▸ GIVEN PROBLEM: Repeat the full listing, word for word.

▸ WORKING DATA:
_ _ _ _ _

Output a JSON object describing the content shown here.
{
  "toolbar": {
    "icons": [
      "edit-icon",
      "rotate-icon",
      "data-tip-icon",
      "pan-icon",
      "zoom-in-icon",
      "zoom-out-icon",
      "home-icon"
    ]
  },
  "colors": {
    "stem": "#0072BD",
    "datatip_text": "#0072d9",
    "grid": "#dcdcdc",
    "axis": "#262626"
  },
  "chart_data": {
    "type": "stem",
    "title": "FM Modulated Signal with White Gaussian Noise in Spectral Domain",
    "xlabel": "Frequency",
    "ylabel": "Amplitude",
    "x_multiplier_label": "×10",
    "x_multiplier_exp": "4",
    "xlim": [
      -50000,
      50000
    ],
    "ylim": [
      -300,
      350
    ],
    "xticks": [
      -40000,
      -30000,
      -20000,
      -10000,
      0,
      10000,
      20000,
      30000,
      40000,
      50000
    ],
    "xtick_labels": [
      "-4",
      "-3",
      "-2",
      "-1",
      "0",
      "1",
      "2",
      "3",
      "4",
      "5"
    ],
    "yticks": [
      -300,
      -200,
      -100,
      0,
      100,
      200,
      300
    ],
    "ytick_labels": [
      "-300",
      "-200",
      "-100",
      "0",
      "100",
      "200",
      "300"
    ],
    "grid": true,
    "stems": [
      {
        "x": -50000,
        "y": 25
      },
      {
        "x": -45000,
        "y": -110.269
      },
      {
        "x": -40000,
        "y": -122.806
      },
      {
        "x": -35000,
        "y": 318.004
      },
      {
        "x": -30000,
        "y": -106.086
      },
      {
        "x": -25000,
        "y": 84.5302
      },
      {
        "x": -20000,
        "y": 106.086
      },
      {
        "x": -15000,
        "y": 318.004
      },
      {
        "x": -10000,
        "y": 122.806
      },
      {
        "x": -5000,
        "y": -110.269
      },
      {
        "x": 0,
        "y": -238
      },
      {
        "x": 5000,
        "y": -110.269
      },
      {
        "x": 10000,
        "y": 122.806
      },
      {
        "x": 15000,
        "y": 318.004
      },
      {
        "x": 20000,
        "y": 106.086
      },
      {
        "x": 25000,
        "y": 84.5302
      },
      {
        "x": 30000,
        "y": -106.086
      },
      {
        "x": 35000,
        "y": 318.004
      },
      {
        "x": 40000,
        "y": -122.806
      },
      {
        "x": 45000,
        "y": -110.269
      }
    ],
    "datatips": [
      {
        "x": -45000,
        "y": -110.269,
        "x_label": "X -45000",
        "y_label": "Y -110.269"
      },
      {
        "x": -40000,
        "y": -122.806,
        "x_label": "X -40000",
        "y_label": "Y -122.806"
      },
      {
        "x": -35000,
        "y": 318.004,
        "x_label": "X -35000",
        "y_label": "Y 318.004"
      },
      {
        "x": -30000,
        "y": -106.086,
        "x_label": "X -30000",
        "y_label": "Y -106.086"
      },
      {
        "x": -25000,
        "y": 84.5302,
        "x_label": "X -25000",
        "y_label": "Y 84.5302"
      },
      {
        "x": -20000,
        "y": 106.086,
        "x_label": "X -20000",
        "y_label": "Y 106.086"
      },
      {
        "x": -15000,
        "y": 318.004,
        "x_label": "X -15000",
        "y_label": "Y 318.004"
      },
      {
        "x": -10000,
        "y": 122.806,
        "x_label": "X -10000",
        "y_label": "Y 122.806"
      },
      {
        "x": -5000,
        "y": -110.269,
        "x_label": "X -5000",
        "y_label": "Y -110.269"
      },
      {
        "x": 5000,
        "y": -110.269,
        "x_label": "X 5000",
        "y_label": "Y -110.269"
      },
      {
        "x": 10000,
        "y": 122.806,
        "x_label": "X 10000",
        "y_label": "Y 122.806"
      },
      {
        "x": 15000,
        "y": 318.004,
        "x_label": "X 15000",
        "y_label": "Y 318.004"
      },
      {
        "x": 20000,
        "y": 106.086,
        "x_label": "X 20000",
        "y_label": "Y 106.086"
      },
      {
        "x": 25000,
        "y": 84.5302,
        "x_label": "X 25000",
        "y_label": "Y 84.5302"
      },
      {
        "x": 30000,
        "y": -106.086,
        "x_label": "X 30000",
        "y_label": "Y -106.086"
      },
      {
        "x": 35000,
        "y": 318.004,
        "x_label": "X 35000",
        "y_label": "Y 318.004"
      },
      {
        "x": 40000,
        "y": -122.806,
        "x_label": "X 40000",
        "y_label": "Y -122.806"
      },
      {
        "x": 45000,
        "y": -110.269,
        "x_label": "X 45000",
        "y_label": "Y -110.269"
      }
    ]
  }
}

_ _ _ _ _

▸ WRITTEN RESPONSE:
Output a JSON object describing the content shown here.
{
  "toolbar": {
    "icons": [
      "edit-icon",
      "rotate-icon",
      "data-tip-icon",
      "pan-icon",
      "zoom-in-icon",
      "zoom-out-icon",
      "home-icon"
    ]
  },
  "colors": {
    "stem": "#0072BD",
    "datatip_text": "#0072d9",
    "grid": "#dcdcdc",
    "axis": "#262626"
  },
  "chart_data": {
    "type": "stem",
    "title": "FM Modulated Signal with White Gaussian Noise in Spectral Domain",
    "xlabel": "Frequency",
    "ylabel": "Amplitude",
    "x_multiplier_label": "×10",
    "x_multiplier_exp": "4",
    "xlim": [
      -50000,
      50000
    ],
    "ylim": [
      -300,
      350
    ],
    "xticks": [
      -40000,
      -30000,
      -20000,
      -10000,
      0,
      10000,
      20000,
      30000,
      40000,
      50000
    ],
    "xtick_labels": [
      "-4",
      "-3",
      "-2",
      "-1",
      "0",
      "1",
      "2",
      "3",
      "4",
      "5"
    ],
    "yticks": [
      -300,
      -200,
      -100,
      0,
      100,
      200,
      300
    ],
    "ytick_labels": [
      "-300",
      "-200",
      "-100",
      "0",
      "100",
      "200",
      "300"
    ],
    "grid": true,
    "stems": [
      {
        "x": -50000,
        "y": 25
      },
      {
        "x": -45000,
        "y": -110.269
      },
      {
        "x": -40000,
        "y": -122.806
      },
      {
        "x": -35000,
        "y": 318.004
      },
      {
        "x": -30000,
        "y": -106.086
      },
      {
        "x": -25000,
        "y": 84.5302
      },
      {
        "x": -20000,
        "y": 106.086
      },
      {
        "x": -15000,
        "y": 318.004
      },
      {
        "x": -10000,
        "y": 122.806
      },
      {
        "x": -5000,
        "y": -110.269
      },
      {
        "x": 0,
        "y": -238
      },
      {
        "x": 5000,
        "y": -110.269
      },
      {
        "x": 10000,
        "y": 122.806
      },
      {
        "x": 15000,
        "y": 318.004
      },
      {
        "x": 20000,
        "y": 106.086
      },
      {
        "x": 25000,
        "y": 84.5302
      },
      {
        "x": 30000,
        "y": -106.086
      },
      {
        "x": 35000,
        "y": 318.004
      },
      {
        "x": 40000,
        "y": -122.806
      },
      {
        "x": 45000,
        "y": -110.269
      }
    ],
    "datatips": [
      {
        "x": -45000,
        "y": -110.269,
        "x_label": "X -45000",
        "y_label": "Y -110.269"
      },
      {
        "x": -40000,
        "y": -122.806,
        "x_label": "X -40000",
        "y_label": "Y -122.806"
      },
      {
        "x": -35000,
        "y": 318.004,
        "x_label": "X -35000",
        "y_label": "Y 318.004"
      },
      {
        "x": -30000,
        "y": -106.086,
        "x_label": "X -30000",
        "y_label": "Y -106.086"
      },
      {
        "x": -25000,
        "y": 84.5302,
        "x_label": "X -25000",
        "y_label": "Y 84.5302"
      },
      {
        "x": -20000,
        "y": 106.086,
        "x_label": "X -20000",
        "y_label": "Y 106.086"
      },
      {
        "x": -15000,
        "y": 318.004,
        "x_label": "X -15000",
        "y_label": "Y 318.004"
      },
      {
        "x": -10000,
        "y": 122.806,
        "x_label": "X -10000",
        "y_label": "Y 122.806"
      },
      {
        "x": -5000,
        "y": -110.269,
        "x_label": "X -5000",
        "y_label": "Y -110.269"
      },
      {
        "x": 5000,
        "y": -110.269,
        "x_label": "X 5000",
        "y_label": "Y -110.269"
      },
      {
        "x": 10000,
        "y": 122.806,
        "x_label": "X 10000",
        "y_label": "Y 122.806"
      },
      {
        "x": 15000,
        "y": 318.004,
        "x_label": "X 15000",
        "y_label": "Y 318.004"
      },
      {
        "x": 20000,
        "y": 106.086,
        "x_label": "X 20000",
        "y_label": "Y 106.086"
      },
      {
        "x": 25000,
        "y": 84.5302,
        "x_label": "X 25000",
        "y_label": "Y 84.5302"
      },
      {
        "x": 30000,
        "y": -106.086,
        "x_label": "X 30000",
        "y_label": "Y -106.086"
      },
      {
        "x": 35000,
        "y": 318.004,
        "x_label": "X 35000",
        "y_label": "Y 318.004"
      },
      {
        "x": 40000,
        "y": -122.806,
        "x_label": "X 40000",
        "y_label": "Y -122.806"
      },
      {
        "x": 45000,
        "y": -110.269,
        "x_label": "X 45000",
        "y_label": "Y -110.269"
      }
    ]
  }
}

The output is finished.